• [WHAT TO WORK ON] Gather, from the data below, each line in which the word "Engineering" occurs.

───── DATA

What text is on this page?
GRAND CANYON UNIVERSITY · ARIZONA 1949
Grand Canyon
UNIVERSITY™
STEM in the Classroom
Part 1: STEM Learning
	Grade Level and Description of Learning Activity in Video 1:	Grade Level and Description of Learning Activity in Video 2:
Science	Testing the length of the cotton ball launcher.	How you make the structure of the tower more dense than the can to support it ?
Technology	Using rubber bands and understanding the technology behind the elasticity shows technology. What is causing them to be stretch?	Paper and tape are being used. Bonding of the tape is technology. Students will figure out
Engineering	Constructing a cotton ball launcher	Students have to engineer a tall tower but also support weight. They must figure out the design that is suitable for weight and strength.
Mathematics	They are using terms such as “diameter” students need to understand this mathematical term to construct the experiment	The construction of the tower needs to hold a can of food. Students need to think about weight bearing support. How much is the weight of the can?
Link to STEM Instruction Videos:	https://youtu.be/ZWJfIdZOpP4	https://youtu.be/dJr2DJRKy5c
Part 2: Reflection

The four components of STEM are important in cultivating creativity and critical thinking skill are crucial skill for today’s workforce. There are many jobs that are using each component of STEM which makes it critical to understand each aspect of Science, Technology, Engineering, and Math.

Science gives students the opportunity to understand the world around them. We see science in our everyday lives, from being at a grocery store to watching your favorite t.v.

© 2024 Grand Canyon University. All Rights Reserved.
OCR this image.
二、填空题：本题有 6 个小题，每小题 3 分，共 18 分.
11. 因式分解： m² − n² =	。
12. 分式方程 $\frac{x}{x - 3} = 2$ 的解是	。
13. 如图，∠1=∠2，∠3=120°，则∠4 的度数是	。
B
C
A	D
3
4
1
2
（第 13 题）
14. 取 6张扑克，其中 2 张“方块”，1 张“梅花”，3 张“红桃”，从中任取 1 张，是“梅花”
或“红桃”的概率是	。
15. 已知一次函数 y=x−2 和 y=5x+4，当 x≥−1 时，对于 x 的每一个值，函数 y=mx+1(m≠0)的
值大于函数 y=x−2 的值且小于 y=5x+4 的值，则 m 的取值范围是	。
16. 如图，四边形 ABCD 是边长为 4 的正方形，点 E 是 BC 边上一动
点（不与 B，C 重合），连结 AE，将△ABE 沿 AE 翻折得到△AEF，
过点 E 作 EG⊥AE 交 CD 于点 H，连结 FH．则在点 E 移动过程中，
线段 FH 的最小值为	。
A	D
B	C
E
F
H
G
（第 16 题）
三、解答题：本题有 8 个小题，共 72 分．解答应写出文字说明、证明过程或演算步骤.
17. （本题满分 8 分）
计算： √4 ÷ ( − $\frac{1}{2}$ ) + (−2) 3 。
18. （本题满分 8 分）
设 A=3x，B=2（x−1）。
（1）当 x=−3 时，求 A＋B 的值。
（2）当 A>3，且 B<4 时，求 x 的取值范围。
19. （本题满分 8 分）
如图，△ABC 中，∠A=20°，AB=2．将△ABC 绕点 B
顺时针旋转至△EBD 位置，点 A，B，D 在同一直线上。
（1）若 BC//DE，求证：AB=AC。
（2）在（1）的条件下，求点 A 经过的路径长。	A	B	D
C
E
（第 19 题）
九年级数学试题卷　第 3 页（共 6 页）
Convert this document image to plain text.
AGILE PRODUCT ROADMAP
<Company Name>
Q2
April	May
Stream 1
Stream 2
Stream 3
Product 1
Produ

──────────

• [ANSWER IN FULL]
Engineering	Constructing a cotton ball launcher	Students have to engineer a tall tower but also support weight. They must figure out the design that is suitable for weight and strength.
The four components of STEM are important in cultivating creativity and critical thinking skill are crucial skill for today’s workforce. There are many jobs that are using each component of STEM which makes it critical to understand each aspect of Science, Technology, Engineering, and Math.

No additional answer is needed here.